● The exercise
Everything from the line holding "Extract all readable text from this page." to the end of the listing below should be copied exactly, line for line, minus the pictures.

● Saved entries
============

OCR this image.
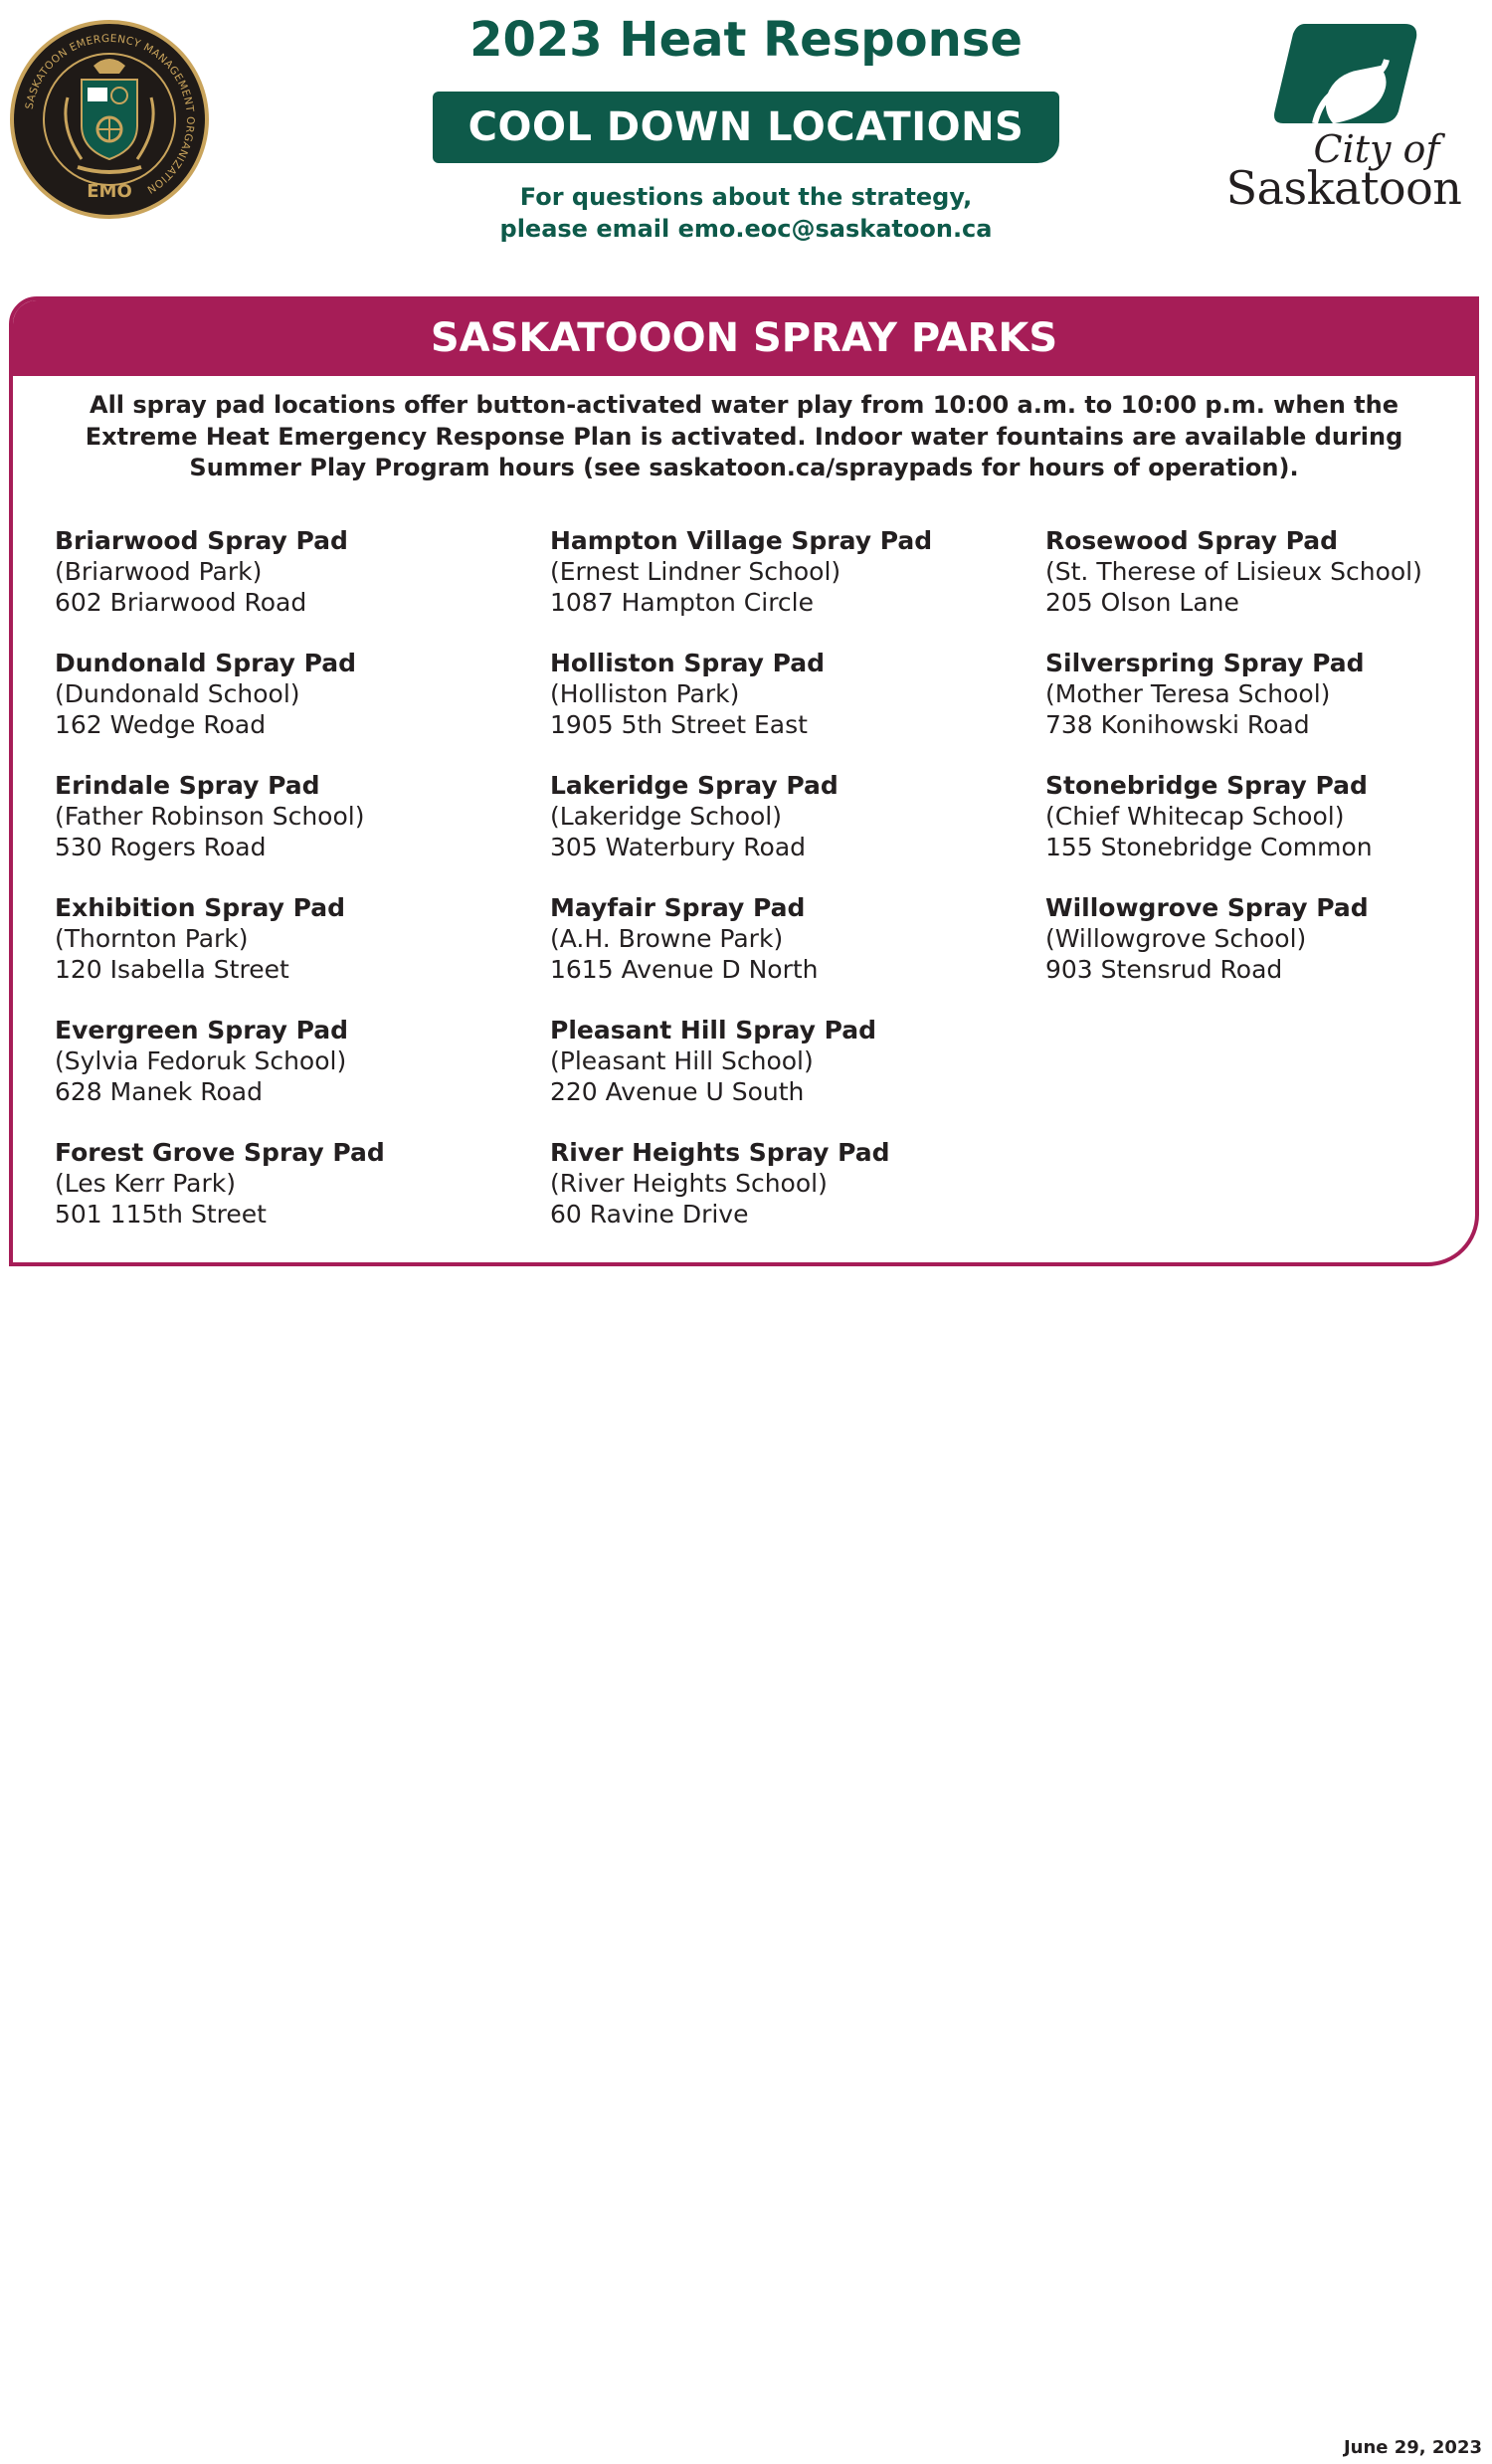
SASKATOON EMERGENCY MANAGEMENT ORGANIZATION
EMO
2023 Heat Response
COOL DOWN LOCATIONS
For questions about the strategy,
please email emo.eoc@saskatoon.ca
City of
Saskatoon
SASKATOOON SPRAY PARKS
All spray pad locations offer button-activated water play from 10:00 a.m. to 10:00 p.m. when the Extreme Heat Emergency Response Plan is activated. Indoor water fountains are available during Summer Play Program hours (see saskatoon.ca/spraypads for hours of operation).
Briarwood Spray Pad
(Briarwood Park)
602 Briarwood Road
Dundonald Spray Pad
(Dundonald School)
162 Wedge Road
Erindale Spray Pad
(Father Robinson School)
530 Rogers Road
Exhibition Spray Pad
(Thornton Park)
120 Isabella Street
Evergreen Spray Pad
(Sylvia Fedoruk School)
628 Manek Road
Forest Grove Spray Pad
(Les Kerr Park)
501 115th Street
Hampton Village Spray Pad
(Ernest Lindner School)
1087 Hampton Circle
Holliston Spray Pad
(Holliston Park)
1905 5th Street East
Lakeridge Spray Pad
(Lakeridge School)
305 Waterbury Road
Mayfair Spray Pad
(A.H. Browne Park)
1615 Avenue D North
Pleasant Hill Spray Pad
(Pleasant Hill School)
220 Avenue U South
River Heights Spray Pad
(River Heights School)
60 Ravine Drive
Rosewood Spray Pad
(St. Therese of Lisieux School)
205 Olson Lane
Silverspring Spray Pad
(Mother Teresa School)
738 Konihowski Road
Stonebridge Spray Pad
(Chief Whitecap School)
155 Stonebridge Common
Willowgrove Spray Pad
(Willowgrove School)
903 Stensrud Road
June 29, 2023
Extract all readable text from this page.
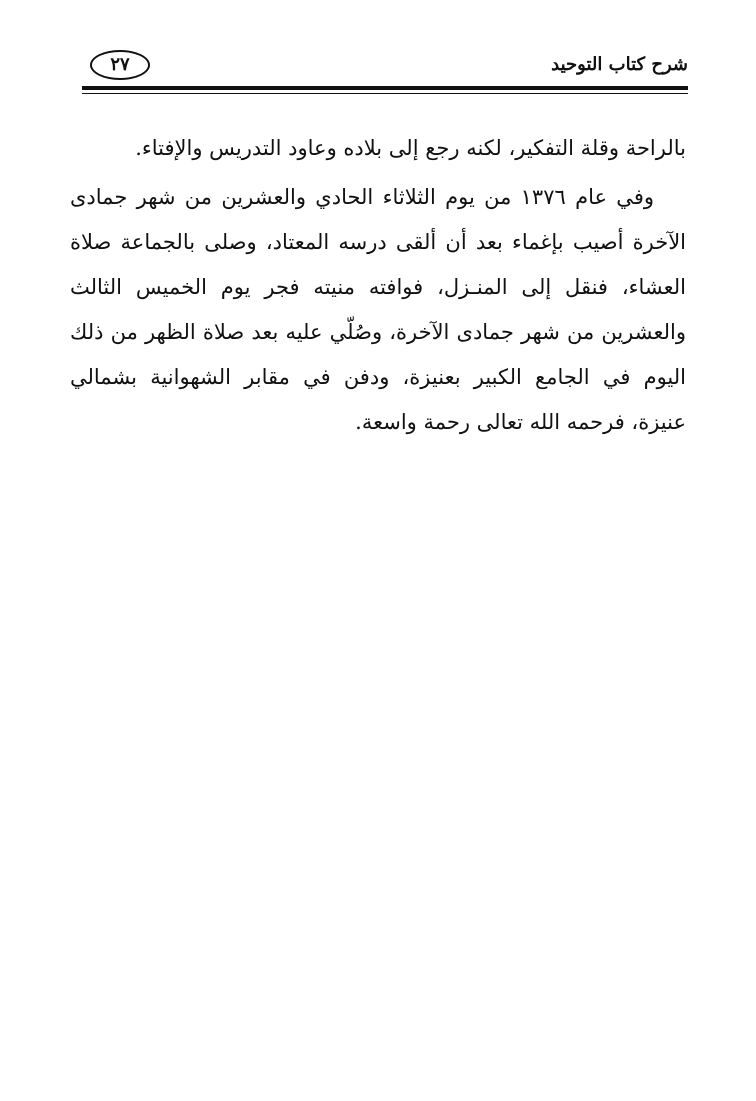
شرح كتاب التوحيد
٢٧

بالراحة وقلة التفكير، لكنه رجع إلى بلاده وعاود التدريس والإفتاء.

وفي عام ١٣٧٦ من يوم الثلاثاء الحادي والعشرين من شهر جمادى الآخرة أصيب بإغماء بعد أن ألقى درسه المعتاد، وصلى بالجماعة صلاة العشاء، فنقل إلى المنـزل، فوافته منيته فجر يوم الخميس الثالث والعشرين من شهر جمادى الآخرة، وصُلّي عليه بعد صلاة الظهر من ذلك اليوم في الجامع الكبير بعنيزة، ودفن في مقابر الشهوانية بشمالي عنيزة، فرحمه الله تعالى رحمة واسعة.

============

● Task output
Extract all readable text from this page.
شرح كتاب التوحيد
٢٧

بالراحة وقلة التفكير، لكنه رجع إلى بلاده وعاود التدريس والإفتاء.

وفي عام ١٣٧٦ من يوم الثلاثاء الحادي والعشرين من شهر جمادى الآخرة أصيب بإغماء بعد أن ألقى درسه المعتاد، وصلى بالجماعة صلاة العشاء، فنقل إلى المنـزل، فوافته منيته فجر يوم الخميس الثالث والعشرين من شهر جمادى الآخرة، وصُلّي عليه بعد صلاة الظهر من ذلك اليوم في الجامع الكبير بعنيزة، ودفن في مقابر الشهوانية بشمالي عنيزة، فرحمه الله تعالى رحمة واسعة.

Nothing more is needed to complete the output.